Tally how many lines include "curve". The number is the whole answer.

## begin

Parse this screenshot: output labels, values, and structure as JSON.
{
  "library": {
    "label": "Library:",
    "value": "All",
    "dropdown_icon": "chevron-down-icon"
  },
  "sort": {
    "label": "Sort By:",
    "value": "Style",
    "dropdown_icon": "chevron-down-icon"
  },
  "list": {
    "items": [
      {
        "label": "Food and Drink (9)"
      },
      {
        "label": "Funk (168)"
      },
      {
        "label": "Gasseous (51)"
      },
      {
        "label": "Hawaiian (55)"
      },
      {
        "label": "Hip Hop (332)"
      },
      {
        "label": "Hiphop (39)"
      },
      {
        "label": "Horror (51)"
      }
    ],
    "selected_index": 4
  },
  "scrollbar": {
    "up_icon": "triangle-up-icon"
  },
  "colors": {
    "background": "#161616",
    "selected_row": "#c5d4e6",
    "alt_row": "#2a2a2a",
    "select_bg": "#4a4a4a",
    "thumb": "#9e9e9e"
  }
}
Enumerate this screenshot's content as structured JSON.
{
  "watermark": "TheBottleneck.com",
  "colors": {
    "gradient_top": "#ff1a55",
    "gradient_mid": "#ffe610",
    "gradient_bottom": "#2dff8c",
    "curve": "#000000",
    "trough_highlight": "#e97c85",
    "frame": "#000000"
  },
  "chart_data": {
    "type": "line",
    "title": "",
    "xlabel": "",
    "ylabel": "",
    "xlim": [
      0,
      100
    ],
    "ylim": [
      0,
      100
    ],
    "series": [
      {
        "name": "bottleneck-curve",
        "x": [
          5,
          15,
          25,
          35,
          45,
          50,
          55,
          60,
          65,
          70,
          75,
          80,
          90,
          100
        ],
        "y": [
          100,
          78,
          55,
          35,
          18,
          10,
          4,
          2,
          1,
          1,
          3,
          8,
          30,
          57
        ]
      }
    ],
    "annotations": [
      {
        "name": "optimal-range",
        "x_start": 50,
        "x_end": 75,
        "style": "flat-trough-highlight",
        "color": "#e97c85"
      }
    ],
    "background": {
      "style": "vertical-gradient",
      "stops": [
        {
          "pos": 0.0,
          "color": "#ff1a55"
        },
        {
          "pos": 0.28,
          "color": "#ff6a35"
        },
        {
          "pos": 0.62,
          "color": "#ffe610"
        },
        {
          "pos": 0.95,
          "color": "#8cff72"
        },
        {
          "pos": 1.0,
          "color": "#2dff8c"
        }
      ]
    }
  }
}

## end

§ Final result
2